» **TASK TO CARRY OUT**: Write out all entries word for word.

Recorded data
..........
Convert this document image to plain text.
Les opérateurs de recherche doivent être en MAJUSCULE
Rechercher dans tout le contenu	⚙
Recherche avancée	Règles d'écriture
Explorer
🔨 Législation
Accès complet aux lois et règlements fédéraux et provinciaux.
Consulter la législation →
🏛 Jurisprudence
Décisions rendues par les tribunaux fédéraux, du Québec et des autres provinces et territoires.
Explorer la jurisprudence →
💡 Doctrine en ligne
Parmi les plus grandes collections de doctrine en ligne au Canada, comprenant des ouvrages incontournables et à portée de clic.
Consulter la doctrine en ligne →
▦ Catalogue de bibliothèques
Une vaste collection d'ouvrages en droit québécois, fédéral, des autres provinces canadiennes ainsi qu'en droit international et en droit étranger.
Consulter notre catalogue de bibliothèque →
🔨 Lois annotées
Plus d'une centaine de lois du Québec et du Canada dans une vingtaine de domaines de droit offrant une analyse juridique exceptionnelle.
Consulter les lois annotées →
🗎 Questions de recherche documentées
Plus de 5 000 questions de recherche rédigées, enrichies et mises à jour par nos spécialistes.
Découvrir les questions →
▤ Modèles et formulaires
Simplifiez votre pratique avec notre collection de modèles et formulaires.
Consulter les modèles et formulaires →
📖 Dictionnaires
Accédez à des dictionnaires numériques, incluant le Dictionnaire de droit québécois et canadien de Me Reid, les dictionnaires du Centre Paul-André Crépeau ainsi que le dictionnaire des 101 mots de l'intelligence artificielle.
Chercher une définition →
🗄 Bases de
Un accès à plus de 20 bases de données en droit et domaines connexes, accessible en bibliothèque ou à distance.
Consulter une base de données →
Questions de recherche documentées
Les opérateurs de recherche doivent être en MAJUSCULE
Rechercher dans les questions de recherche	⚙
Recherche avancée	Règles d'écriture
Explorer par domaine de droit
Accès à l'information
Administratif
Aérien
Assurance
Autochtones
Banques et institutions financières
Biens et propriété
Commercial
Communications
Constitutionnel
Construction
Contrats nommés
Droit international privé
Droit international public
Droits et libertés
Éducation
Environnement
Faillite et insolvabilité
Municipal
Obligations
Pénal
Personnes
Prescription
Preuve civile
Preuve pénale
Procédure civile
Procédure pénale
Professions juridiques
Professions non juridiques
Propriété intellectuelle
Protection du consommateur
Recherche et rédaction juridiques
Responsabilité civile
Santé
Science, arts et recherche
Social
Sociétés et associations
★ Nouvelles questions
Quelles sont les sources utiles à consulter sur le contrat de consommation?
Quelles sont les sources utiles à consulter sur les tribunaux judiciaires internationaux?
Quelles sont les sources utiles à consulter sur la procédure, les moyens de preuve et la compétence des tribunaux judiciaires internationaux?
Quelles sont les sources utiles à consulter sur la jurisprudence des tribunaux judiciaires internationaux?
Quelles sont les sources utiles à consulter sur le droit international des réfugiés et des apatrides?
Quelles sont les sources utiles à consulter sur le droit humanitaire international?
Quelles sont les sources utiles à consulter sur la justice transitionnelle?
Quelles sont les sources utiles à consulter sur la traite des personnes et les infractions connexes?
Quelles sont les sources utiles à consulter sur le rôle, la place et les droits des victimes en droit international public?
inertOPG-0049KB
..........
» **EXERCISE SOLUTION**:
Convert this document image to plain text.
Les opérateurs de recherche doivent être en MAJUSCULE
Rechercher dans tout le contenu	⚙
Recherche avancée	Règles d'écriture
Explorer
🔨 Législation
Accès complet aux lois et règlements fédéraux et provinciaux.
Consulter la législation →
🏛 Jurisprudence
Décisions rendues par les tribunaux fédéraux, du Québec et des autres provinces et territoires.
Explorer la jurisprudence →
💡 Doctrine en ligne
Parmi les plus grandes collections de doctrine en ligne au Canada, comprenant des ouvrages incontournables et à portée de clic.
Consulter la doctrine en ligne →
▦ Catalogue de bibliothèques
Une vaste collection d'ouvrages en droit québécois, fédéral, des autres provinces canadiennes ainsi qu'en droit international et en droit étranger.
Consulter notre catalogue de bibliothèque →
🔨 Lois annotées
Plus d'une centaine de lois du Québec et du Canada dans une vingtaine de domaines de droit offrant une analyse juridique exceptionnelle.
Consulter les lois annotées →
🗎 Questions de recherche documentées
Plus de 5 000 questions de recherche rédigées, enrichies et mises à jour par nos spécialistes.
Découvrir les questions →
▤ Modèles et formulaires
Simplifiez votre pratique avec notre collection de modèles et formulaires.
Consulter les modèles et formulaires →
📖 Dictionnaires
Accédez à des dictionnaires numériques, incluant le Dictionnaire de droit québécois et canadien de Me Reid, les dictionnaires du Centre Paul-André Crépeau ainsi que le dictionnaire des 101 mots de l'intelligence artificielle.
Chercher une définition →
🗄 Bases de
Un accès à plus de 20 bases de données en droit et domaines connexes, accessible en bibliothèque ou à distance.
Consulter une base de données →
Questions de recherche documentées
Les opérateurs de recherche doivent être en MAJUSCULE
Rechercher dans les questions de recherche	⚙
Recherche avancée	Règles d'écriture
Explorer par domaine de droit
Accès à l'information
Administratif
Aérien
Assurance
Autochtones
Banques et institutions financières
Biens et propriété
Commercial
Communications
Constitutionnel
Construction
Contrats nommés
Droit international privé
Droit international public
Droits et libertés
Éducation
Environnement
Faillite et insolvabilité
Municipal
Obligations
Pénal
Personnes
Prescription
Preuve civile
Preuve pénale
Procédure civile
Procédure pénale
Professions juridiques
Professions non juridiques
Propriété intellectuelle
Protection du consommateur
Recherche et rédaction juridiques
Responsabilité civile
Santé
Science, arts et recherche
Social
Sociétés et associations
★ Nouvelles questions
Quelles sont les sources utiles à consulter sur le contrat de consommation?
Quelles sont les sources utiles à consulter sur les tribunaux judiciaires internationaux?
Quelles sont les sources utiles à consulter sur la procédure, les moyens de preuve et la compétence des tribunaux judiciaires internationaux?
Quelles sont les sources utiles à consulter sur la jurisprudence des tribunaux judiciaires internationaux?
Quelles sont les sources utiles à consulter sur le droit international des réfugiés et des apatrides?
Quelles sont les sources utiles à consulter sur le droit humanitaire international?
Quelles sont les sources utiles à consulter sur la justice transitionnelle?
Quelles sont les sources utiles à consulter sur la traite des personnes et les infractions connexes?
Quelles sont les sources utiles à consulter sur le rôle, la place et les droits des victimes en droit international public?
inertOPG-0049KB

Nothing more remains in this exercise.